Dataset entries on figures
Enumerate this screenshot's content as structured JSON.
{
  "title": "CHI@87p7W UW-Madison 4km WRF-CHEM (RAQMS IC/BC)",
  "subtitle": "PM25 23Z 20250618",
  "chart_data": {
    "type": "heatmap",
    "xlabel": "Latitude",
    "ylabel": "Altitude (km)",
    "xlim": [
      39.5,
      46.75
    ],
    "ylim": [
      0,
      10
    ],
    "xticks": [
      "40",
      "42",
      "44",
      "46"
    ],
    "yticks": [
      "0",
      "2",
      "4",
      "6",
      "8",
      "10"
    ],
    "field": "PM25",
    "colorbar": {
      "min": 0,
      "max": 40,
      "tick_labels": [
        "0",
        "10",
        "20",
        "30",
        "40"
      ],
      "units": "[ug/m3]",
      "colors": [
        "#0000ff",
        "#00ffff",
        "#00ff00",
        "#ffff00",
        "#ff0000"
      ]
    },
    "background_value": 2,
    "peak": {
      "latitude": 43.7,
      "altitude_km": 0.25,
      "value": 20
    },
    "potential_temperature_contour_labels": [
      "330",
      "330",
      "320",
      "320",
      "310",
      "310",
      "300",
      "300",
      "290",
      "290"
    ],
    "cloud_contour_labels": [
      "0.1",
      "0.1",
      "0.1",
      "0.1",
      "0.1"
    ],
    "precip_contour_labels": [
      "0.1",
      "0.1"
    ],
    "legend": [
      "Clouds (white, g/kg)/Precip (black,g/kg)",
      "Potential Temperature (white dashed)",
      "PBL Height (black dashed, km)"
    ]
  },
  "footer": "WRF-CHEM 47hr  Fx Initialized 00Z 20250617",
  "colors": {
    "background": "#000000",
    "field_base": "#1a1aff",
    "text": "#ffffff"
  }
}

...

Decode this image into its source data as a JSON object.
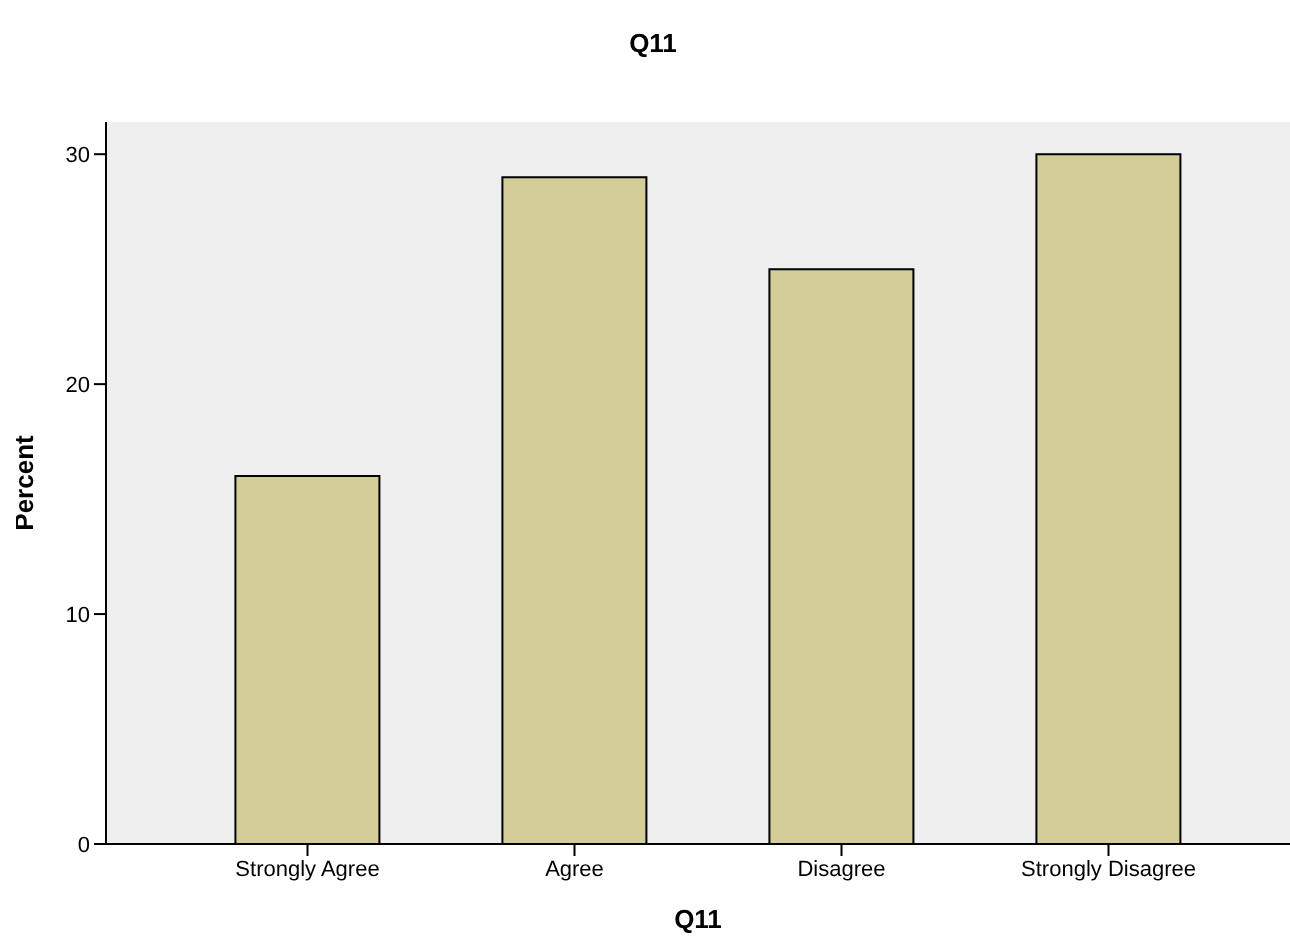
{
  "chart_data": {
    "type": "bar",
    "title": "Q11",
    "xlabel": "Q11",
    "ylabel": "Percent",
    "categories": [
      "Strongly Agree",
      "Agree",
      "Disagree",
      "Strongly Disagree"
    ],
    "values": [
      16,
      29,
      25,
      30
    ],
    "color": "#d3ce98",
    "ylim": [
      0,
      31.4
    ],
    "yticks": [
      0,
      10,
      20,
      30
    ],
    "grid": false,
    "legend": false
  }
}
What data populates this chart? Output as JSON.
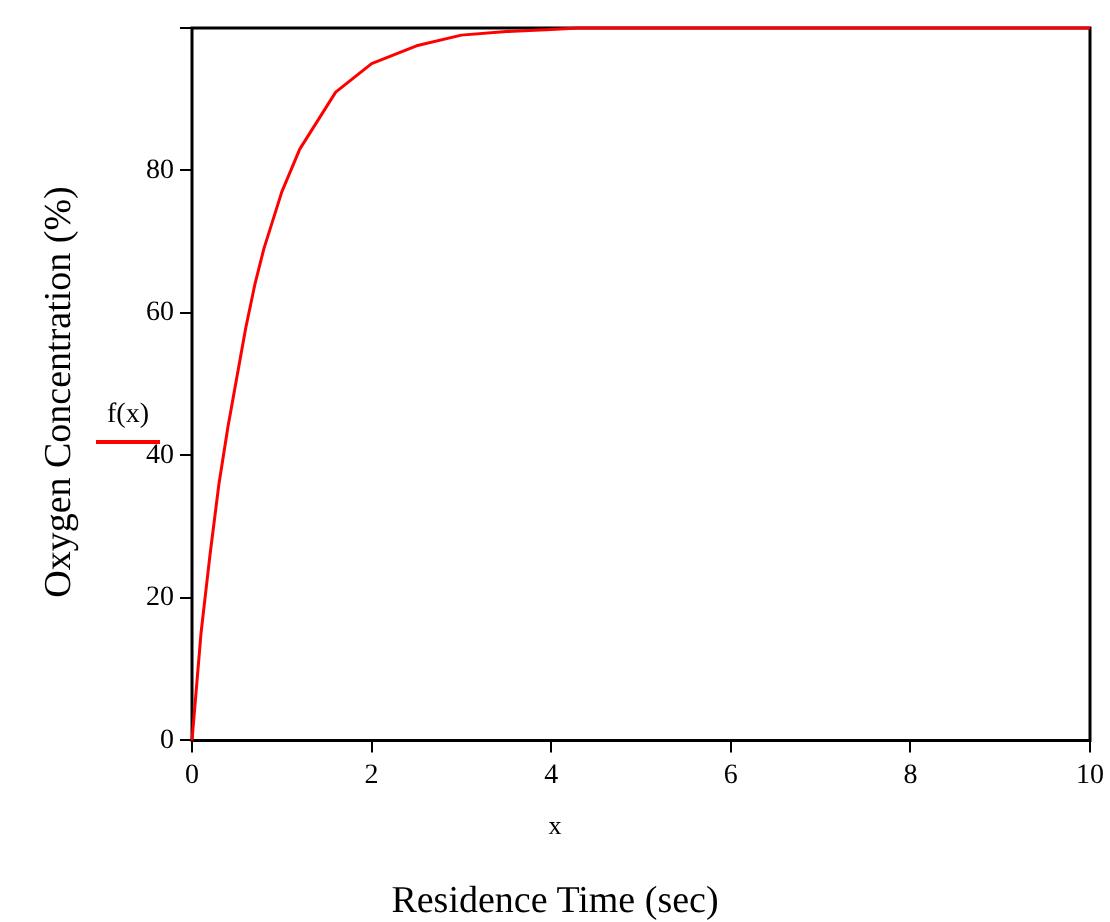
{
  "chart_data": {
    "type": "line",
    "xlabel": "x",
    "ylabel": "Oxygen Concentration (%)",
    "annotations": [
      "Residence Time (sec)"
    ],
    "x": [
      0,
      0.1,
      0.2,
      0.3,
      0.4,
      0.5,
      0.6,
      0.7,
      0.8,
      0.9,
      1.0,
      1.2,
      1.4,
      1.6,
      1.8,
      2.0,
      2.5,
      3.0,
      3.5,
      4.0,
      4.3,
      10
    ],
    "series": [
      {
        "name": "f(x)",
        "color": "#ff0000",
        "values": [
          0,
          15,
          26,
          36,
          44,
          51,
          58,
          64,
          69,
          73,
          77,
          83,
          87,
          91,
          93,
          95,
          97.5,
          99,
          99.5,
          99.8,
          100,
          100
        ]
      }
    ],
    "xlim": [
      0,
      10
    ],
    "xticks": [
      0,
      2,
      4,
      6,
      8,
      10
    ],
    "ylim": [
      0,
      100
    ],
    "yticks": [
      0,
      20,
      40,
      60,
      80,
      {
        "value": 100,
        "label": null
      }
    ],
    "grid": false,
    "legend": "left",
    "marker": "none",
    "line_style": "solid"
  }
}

...

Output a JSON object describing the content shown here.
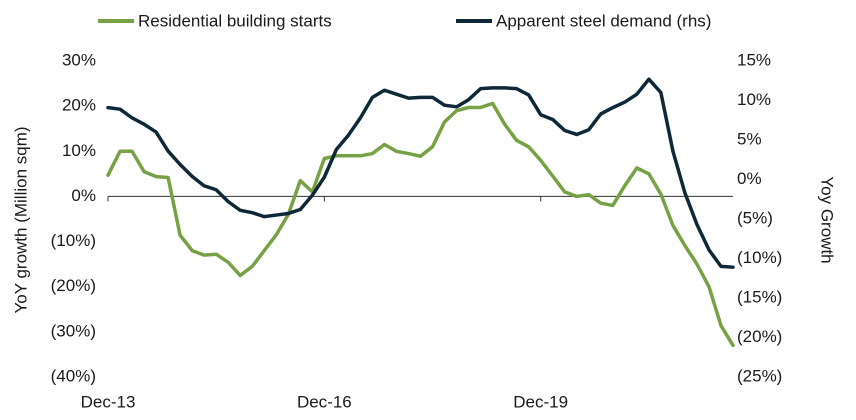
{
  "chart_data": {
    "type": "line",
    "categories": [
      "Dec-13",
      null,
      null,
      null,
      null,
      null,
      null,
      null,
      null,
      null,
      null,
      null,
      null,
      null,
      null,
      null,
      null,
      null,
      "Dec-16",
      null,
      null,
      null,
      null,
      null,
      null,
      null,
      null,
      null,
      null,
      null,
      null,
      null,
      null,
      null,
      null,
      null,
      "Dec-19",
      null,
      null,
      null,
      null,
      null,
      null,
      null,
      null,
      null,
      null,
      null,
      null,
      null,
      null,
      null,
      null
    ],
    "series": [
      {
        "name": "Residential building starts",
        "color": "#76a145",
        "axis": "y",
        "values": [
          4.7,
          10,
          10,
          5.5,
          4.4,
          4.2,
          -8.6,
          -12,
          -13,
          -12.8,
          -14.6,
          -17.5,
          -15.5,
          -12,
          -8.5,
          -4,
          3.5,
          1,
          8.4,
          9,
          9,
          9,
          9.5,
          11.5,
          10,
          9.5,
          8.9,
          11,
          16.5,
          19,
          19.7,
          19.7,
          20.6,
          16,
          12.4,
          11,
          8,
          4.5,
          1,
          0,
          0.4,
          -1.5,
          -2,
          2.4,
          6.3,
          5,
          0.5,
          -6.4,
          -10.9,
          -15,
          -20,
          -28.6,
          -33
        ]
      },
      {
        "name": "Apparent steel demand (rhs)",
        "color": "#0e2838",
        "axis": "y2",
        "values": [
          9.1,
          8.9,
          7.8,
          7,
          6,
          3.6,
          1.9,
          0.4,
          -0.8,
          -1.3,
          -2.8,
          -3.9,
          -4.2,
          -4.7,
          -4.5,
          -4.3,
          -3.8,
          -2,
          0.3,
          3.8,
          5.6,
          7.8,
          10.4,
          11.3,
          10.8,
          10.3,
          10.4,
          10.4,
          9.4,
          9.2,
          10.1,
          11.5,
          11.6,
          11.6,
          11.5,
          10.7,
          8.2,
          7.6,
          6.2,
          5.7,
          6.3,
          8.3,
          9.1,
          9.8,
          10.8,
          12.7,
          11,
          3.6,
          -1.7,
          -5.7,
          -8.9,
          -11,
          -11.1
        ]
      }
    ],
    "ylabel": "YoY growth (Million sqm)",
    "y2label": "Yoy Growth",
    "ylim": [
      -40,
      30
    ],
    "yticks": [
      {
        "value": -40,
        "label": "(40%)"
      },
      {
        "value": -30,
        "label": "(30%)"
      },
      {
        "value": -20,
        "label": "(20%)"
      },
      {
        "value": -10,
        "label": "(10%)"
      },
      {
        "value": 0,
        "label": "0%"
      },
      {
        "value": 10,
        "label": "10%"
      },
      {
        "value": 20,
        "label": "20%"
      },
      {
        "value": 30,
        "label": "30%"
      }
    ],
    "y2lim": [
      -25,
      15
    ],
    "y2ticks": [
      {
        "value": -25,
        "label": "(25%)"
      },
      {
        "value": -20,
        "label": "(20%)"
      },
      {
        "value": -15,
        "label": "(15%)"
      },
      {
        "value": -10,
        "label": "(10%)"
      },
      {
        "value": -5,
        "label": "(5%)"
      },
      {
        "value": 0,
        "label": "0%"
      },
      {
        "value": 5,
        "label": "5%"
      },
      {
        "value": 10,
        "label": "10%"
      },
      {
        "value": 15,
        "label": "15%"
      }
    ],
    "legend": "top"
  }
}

▶ **Required task**: Say how many lines in the records above hold "legend", and give no other text.

▶ **Response for this exercise**: 4